→ **THE TASK**:
Tally the lines in the records below that contain the string "CONTATO", and give only the number.

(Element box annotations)
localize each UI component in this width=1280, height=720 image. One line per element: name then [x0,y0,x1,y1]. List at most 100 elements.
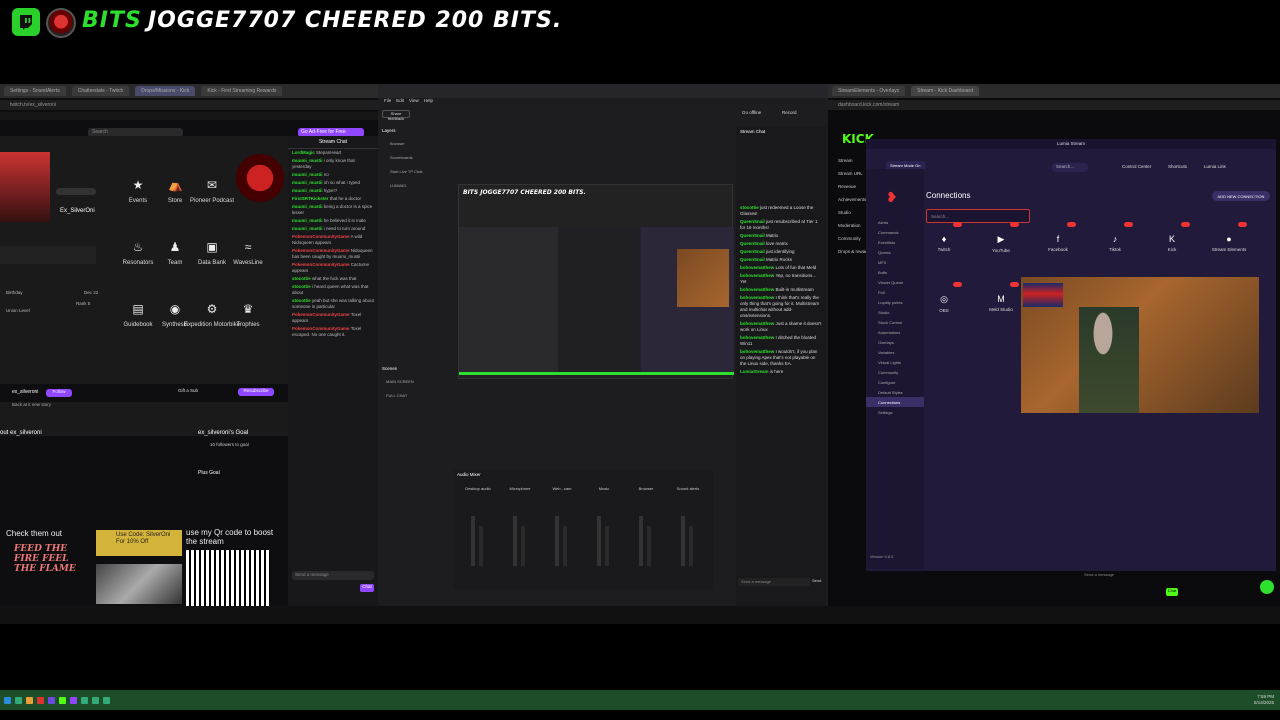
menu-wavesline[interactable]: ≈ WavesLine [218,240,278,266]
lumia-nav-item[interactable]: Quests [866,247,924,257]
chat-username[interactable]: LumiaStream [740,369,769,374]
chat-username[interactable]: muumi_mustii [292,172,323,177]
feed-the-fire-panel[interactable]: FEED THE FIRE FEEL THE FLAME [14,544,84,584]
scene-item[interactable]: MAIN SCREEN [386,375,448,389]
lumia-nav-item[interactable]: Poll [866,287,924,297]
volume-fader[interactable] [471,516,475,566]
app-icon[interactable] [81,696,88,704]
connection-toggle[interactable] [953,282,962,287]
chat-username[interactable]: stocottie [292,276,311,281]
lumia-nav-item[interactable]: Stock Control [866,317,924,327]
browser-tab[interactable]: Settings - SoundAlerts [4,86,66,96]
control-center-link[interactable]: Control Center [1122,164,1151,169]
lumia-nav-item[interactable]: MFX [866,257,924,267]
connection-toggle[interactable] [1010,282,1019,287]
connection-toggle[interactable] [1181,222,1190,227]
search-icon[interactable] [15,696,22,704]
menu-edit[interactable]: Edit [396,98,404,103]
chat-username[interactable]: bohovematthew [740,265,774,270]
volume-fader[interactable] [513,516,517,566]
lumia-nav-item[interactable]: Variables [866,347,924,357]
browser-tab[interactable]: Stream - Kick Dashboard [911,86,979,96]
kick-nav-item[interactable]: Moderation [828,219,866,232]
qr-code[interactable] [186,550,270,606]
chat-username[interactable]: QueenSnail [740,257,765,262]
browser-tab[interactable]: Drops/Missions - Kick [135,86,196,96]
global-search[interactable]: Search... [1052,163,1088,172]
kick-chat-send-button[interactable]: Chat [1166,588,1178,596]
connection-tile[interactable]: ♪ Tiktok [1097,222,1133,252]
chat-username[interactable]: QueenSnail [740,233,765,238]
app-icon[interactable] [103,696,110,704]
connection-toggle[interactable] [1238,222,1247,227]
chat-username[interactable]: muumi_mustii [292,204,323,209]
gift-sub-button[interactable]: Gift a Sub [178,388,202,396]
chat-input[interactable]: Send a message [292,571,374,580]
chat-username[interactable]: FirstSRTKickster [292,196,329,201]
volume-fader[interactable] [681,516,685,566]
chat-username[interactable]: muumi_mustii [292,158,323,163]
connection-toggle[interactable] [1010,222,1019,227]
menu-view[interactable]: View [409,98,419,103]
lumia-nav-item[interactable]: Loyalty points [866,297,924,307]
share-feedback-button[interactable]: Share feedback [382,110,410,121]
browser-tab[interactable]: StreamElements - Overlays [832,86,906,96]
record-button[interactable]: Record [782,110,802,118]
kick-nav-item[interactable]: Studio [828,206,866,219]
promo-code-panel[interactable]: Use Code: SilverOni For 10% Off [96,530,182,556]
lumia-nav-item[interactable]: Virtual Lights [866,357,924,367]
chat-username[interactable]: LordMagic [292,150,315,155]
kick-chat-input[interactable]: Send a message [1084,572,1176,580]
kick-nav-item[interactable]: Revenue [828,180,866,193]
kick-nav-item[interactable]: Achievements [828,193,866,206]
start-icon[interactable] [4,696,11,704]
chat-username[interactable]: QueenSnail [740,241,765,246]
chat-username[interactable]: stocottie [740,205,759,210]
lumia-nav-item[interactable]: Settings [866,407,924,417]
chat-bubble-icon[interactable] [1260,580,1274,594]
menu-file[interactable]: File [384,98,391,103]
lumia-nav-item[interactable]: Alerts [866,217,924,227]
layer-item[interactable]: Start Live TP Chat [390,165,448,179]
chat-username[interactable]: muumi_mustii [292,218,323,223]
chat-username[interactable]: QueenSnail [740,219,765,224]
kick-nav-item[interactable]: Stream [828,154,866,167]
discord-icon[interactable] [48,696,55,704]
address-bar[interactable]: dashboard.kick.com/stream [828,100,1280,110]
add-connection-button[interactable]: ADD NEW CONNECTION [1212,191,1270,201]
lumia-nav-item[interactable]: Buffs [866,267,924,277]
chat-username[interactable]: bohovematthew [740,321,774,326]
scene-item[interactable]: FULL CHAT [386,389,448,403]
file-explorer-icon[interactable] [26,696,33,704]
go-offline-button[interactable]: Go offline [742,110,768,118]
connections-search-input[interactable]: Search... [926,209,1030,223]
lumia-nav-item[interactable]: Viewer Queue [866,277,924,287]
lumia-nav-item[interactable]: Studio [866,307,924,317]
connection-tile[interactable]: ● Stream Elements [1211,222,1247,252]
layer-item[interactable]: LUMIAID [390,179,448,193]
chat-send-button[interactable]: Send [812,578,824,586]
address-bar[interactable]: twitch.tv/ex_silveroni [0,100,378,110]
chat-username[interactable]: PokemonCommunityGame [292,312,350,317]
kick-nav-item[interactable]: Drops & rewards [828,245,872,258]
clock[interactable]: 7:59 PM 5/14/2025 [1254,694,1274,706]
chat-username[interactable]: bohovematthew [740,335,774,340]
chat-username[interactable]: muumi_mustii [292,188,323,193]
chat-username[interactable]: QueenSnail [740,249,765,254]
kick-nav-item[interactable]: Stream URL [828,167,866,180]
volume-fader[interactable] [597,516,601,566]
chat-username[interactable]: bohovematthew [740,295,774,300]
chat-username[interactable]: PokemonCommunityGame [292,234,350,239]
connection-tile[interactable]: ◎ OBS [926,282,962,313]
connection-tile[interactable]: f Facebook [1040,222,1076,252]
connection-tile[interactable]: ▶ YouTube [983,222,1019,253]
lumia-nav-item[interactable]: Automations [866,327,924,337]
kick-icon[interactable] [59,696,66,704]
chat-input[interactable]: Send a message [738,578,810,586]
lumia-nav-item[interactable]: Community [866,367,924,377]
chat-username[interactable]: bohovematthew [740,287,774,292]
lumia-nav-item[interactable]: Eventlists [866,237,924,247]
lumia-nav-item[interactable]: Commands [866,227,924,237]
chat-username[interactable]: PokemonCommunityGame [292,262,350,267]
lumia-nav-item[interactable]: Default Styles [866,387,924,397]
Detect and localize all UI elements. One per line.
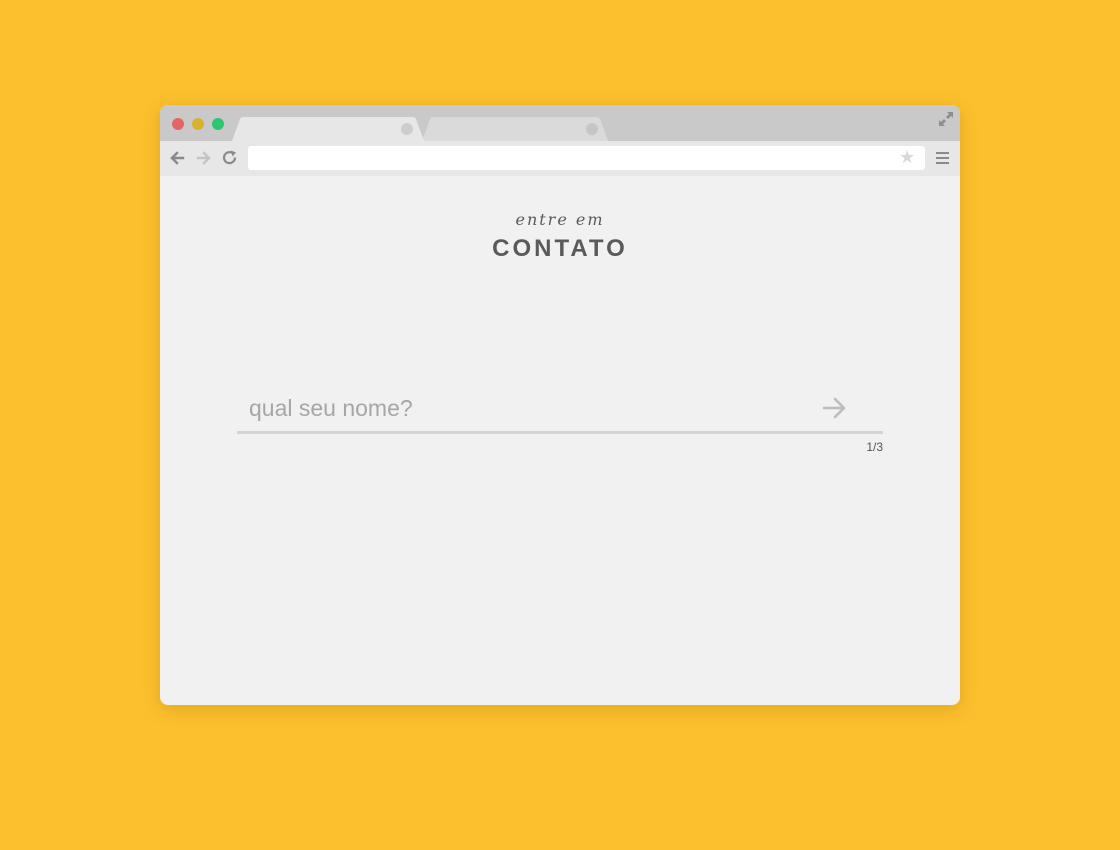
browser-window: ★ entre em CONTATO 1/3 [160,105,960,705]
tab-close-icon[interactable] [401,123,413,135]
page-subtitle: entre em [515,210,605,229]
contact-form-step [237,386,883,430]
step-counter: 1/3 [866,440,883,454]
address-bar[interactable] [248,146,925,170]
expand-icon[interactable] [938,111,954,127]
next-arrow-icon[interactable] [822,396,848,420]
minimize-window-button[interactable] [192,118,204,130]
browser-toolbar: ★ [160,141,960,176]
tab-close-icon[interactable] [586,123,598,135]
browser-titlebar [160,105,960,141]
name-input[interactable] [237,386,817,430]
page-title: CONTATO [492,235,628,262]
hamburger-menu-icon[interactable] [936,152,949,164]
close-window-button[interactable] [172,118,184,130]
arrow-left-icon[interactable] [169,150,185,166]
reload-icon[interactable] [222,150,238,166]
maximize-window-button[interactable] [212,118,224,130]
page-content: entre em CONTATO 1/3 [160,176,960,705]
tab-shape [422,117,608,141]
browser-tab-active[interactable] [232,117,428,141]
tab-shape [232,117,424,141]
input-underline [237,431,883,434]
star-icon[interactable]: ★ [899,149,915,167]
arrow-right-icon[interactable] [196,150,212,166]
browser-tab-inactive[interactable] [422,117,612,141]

→ **WRITTEN SOLUTION**:
3